# Start of Excerpted records

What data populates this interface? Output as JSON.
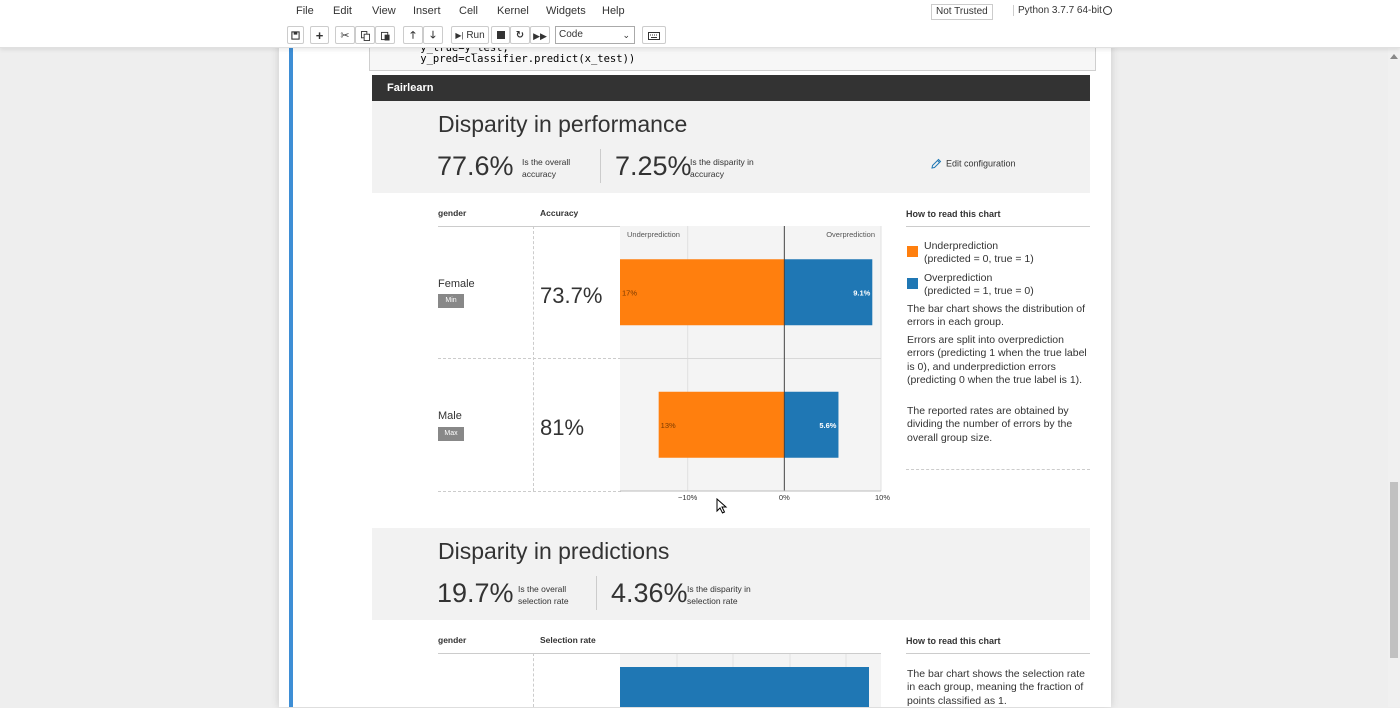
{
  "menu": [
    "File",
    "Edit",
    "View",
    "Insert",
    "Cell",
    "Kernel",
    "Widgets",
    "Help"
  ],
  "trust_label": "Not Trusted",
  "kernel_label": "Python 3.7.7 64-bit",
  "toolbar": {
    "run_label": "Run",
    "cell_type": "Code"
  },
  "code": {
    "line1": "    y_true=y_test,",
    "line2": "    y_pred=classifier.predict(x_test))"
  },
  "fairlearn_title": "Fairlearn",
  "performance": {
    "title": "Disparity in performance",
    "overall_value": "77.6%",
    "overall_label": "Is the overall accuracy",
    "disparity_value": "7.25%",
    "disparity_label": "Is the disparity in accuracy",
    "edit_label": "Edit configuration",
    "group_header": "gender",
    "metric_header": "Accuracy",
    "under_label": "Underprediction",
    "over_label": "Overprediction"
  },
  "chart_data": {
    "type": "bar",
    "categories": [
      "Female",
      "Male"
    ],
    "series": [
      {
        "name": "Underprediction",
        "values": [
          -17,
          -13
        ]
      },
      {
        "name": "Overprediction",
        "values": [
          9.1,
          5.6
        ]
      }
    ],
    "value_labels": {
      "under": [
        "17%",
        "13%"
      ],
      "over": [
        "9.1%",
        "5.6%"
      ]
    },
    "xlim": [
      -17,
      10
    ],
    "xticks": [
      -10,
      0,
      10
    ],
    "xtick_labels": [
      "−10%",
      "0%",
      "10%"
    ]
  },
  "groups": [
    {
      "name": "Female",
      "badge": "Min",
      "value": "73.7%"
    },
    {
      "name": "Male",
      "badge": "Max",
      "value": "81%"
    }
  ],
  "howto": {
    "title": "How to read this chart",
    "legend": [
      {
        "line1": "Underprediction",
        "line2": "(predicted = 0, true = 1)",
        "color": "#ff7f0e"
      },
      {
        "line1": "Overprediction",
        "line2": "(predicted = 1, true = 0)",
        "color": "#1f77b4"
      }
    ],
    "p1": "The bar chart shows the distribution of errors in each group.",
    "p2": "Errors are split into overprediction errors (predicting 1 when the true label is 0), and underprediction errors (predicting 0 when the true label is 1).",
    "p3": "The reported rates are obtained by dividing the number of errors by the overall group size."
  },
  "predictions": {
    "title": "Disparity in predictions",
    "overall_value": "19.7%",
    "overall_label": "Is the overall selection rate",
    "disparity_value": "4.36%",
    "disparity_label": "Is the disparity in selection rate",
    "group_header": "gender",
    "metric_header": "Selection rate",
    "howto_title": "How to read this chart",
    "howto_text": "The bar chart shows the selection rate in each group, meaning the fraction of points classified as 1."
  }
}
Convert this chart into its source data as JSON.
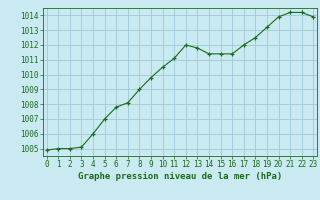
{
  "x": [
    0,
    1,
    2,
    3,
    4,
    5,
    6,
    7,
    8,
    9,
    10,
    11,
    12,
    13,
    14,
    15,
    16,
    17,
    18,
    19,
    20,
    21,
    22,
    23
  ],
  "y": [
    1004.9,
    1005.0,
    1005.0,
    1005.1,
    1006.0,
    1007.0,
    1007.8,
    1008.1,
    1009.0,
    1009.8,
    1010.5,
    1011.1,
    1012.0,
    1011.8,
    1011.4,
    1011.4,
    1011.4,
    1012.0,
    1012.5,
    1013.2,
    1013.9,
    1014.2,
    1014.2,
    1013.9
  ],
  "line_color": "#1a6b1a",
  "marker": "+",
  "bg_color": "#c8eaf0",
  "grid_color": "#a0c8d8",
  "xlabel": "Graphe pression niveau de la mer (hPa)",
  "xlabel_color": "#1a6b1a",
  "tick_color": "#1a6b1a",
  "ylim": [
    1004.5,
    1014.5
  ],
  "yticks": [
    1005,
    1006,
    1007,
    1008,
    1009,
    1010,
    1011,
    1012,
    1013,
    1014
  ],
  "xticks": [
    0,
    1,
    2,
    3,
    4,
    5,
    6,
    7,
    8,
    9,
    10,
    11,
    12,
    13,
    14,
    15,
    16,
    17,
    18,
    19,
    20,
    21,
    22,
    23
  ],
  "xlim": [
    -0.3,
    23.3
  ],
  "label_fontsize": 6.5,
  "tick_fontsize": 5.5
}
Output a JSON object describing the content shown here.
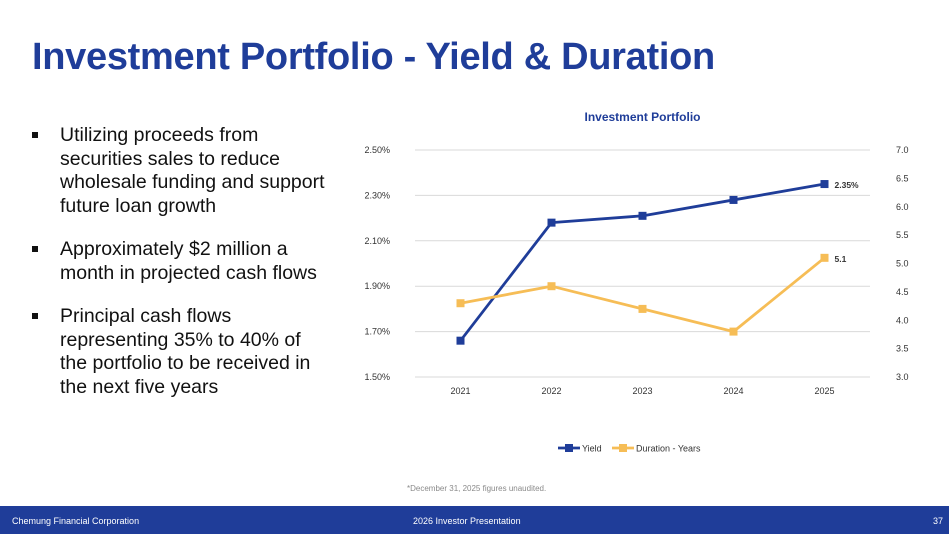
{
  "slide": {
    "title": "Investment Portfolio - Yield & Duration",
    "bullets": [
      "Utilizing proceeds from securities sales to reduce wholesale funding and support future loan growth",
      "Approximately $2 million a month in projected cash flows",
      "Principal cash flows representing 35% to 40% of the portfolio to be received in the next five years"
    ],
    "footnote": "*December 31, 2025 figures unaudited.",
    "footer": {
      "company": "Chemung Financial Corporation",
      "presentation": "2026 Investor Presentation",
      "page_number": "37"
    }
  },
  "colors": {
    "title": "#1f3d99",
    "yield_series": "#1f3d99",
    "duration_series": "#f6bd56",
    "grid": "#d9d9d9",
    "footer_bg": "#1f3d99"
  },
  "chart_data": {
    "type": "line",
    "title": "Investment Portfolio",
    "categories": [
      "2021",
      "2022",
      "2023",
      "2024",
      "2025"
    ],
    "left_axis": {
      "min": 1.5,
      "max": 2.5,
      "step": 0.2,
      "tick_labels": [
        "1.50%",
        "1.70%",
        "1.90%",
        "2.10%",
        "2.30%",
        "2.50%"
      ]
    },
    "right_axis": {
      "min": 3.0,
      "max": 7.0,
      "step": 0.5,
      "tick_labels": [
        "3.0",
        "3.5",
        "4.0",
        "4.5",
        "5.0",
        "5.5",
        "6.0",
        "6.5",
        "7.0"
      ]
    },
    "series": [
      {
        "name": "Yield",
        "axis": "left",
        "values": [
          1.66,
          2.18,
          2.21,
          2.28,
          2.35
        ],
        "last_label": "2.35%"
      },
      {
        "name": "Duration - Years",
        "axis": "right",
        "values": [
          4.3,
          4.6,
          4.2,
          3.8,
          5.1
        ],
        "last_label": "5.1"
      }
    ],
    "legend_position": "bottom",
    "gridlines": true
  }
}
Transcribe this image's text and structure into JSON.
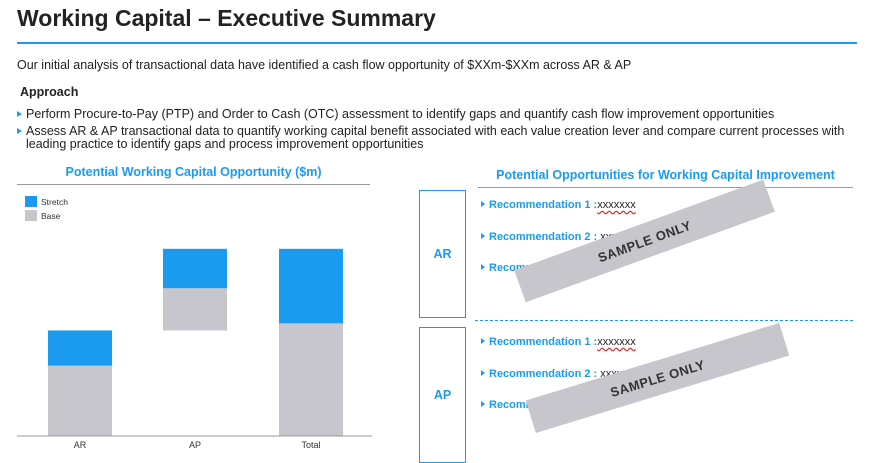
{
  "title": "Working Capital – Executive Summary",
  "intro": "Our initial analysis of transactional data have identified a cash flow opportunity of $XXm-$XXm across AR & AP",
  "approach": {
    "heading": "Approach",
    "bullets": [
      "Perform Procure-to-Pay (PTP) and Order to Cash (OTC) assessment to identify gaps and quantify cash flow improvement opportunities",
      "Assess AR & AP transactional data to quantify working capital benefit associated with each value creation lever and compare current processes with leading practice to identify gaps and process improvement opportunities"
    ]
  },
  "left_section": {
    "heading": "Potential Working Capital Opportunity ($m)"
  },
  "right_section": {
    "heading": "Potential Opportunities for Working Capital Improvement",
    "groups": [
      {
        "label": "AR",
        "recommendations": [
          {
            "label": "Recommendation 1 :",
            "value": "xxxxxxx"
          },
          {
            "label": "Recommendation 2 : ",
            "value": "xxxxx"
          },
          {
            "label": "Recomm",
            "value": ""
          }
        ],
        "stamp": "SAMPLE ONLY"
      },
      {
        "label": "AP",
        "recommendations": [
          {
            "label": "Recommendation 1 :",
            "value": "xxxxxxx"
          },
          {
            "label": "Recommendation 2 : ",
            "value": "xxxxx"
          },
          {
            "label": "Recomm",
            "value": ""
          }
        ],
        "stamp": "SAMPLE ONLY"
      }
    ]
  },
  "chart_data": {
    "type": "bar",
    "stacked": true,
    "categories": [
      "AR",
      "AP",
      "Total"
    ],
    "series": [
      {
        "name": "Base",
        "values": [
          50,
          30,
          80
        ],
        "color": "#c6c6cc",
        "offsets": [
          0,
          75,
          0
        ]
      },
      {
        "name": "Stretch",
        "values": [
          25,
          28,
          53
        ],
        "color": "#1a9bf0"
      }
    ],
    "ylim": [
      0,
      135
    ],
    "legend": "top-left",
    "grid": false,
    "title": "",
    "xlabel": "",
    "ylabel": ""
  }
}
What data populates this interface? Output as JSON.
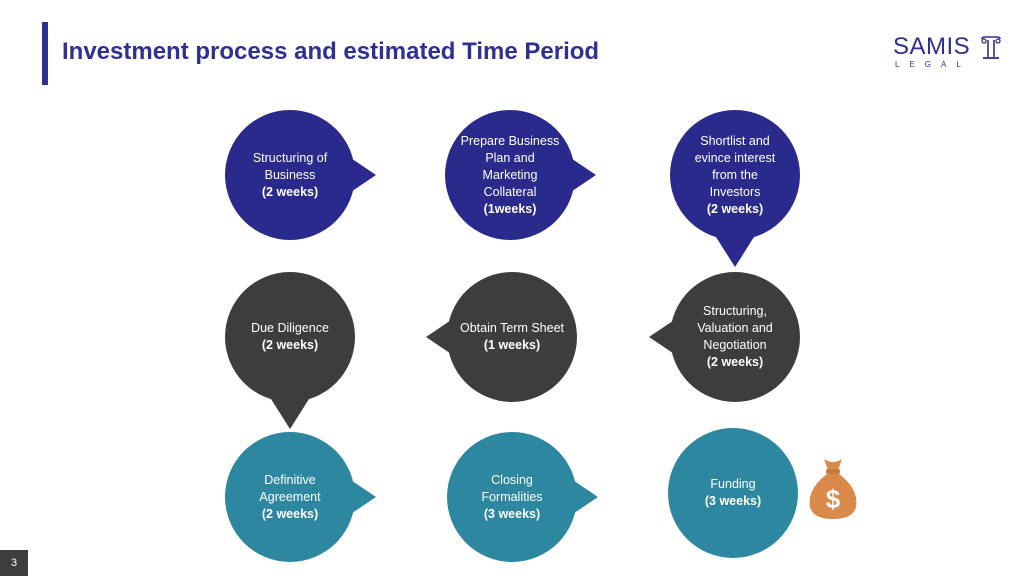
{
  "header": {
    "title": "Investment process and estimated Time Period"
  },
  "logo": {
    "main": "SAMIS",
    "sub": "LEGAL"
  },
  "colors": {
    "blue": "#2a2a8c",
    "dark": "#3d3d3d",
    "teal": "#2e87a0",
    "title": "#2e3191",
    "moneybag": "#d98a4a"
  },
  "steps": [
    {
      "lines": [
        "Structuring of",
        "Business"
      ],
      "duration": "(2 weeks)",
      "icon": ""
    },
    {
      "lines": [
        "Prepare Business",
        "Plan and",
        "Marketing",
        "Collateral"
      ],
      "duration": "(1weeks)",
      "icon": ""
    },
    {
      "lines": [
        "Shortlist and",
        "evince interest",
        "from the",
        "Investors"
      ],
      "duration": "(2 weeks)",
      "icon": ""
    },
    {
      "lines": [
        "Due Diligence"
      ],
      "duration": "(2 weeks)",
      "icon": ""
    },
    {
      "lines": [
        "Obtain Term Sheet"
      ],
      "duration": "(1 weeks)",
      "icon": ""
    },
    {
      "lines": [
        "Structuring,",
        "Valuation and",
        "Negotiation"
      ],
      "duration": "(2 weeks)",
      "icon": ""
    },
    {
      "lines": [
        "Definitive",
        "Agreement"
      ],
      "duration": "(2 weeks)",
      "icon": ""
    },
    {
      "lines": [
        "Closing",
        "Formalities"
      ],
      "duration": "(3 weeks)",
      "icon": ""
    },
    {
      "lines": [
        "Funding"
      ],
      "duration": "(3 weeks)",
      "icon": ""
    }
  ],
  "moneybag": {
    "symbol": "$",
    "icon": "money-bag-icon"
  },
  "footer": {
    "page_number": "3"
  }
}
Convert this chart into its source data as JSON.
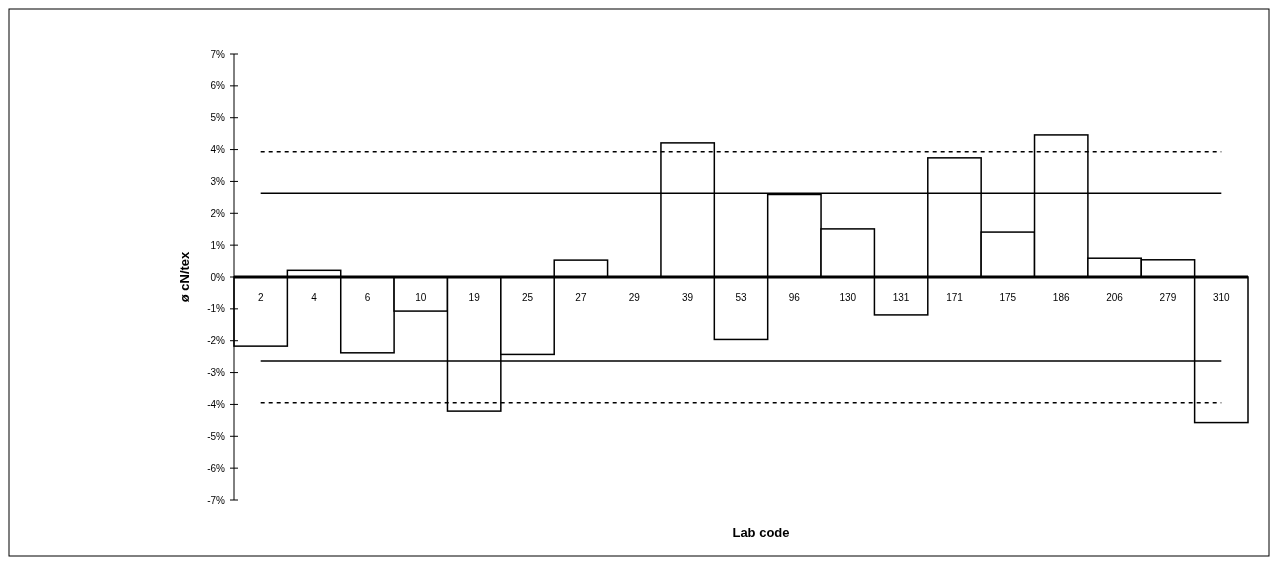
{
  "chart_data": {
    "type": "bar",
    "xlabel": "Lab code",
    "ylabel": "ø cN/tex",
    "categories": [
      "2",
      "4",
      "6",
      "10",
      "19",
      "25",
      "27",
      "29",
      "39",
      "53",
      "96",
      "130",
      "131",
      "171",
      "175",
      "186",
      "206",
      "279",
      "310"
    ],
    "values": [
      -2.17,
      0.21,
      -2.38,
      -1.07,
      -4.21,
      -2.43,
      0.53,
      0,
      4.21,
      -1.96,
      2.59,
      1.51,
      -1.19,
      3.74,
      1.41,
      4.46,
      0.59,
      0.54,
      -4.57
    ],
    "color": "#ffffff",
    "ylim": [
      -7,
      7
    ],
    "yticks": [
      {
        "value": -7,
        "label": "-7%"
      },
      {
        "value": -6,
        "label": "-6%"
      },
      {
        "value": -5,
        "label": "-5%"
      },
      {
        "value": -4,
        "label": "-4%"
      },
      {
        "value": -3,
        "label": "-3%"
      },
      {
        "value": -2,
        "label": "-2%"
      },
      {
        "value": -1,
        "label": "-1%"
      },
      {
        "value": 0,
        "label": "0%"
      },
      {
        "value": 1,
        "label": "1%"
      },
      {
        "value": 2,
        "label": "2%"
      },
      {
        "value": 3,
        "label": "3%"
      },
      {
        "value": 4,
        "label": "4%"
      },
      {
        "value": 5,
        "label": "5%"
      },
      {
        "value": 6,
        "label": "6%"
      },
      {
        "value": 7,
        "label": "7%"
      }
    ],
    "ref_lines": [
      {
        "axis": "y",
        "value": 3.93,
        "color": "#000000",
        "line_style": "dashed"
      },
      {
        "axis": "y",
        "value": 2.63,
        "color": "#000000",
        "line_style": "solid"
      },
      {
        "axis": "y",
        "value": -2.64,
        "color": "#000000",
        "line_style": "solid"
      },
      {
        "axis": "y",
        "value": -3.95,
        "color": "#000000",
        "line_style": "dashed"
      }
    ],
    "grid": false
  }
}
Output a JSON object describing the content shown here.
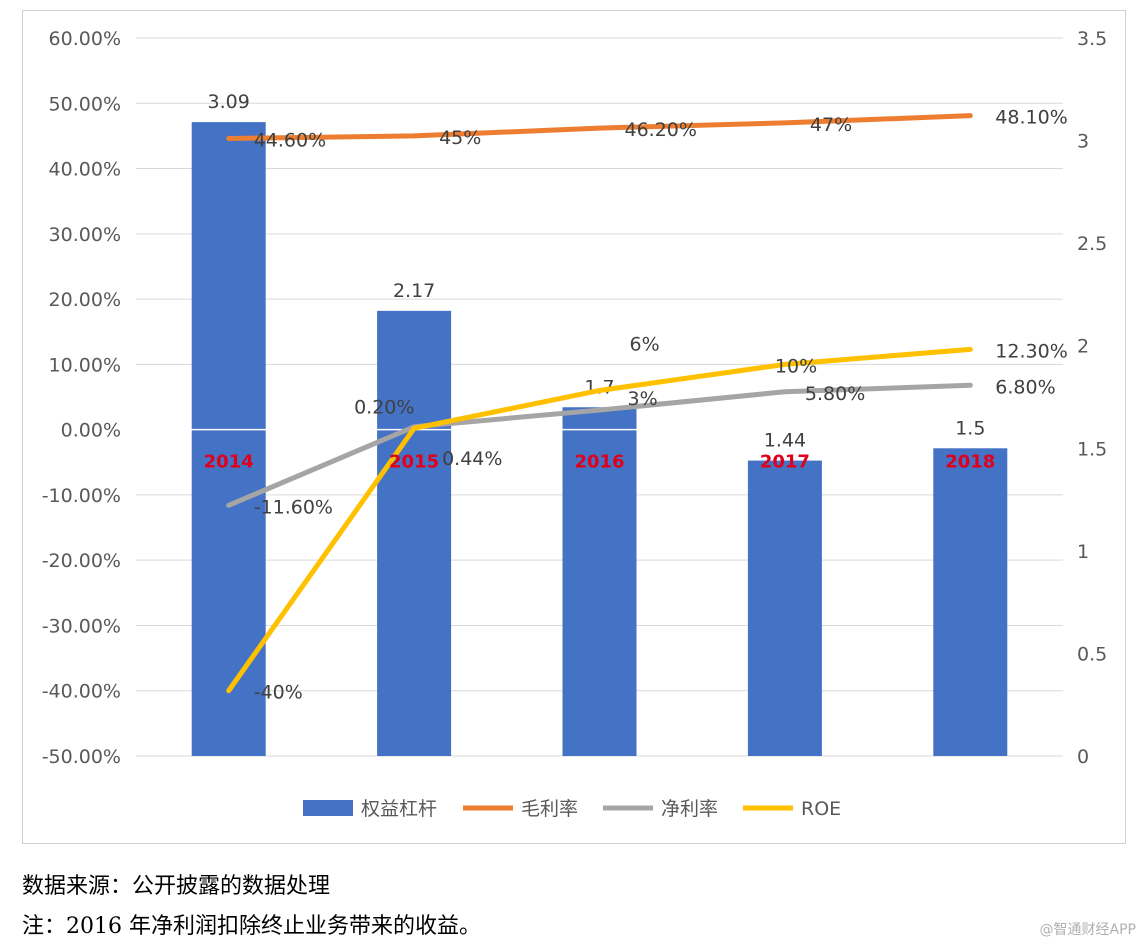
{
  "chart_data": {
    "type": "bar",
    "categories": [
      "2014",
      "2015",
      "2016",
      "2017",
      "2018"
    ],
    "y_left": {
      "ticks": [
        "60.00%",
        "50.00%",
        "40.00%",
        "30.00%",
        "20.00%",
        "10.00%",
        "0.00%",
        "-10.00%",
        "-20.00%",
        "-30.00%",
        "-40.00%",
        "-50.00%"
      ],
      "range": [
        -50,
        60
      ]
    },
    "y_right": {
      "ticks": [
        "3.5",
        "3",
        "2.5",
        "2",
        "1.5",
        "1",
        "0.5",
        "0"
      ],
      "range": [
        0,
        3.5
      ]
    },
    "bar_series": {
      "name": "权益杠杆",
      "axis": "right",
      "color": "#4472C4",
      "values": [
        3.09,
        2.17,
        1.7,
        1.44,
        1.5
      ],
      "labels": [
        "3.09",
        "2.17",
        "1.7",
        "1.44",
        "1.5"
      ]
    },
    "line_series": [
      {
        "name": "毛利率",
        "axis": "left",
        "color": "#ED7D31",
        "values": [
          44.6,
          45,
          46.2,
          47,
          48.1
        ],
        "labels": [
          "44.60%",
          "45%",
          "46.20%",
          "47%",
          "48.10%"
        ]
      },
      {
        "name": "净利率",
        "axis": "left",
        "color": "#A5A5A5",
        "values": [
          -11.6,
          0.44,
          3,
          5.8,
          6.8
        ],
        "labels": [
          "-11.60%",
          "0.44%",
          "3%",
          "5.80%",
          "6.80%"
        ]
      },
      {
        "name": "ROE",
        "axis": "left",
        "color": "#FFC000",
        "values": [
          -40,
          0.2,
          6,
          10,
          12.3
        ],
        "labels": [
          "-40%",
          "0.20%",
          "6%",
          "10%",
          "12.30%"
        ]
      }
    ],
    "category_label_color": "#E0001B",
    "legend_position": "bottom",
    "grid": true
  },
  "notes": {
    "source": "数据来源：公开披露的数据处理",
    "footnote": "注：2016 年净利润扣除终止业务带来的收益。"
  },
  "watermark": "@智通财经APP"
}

# End of Excerpted records

Challenge:
From the entries, report each line that includes the word "heading".

Task response:
    "heading": "Approach",
    "heading": "Potential Working Capital Opportunity ($m)"
    "heading": "Potential Opportunities for Working Capital Improvement",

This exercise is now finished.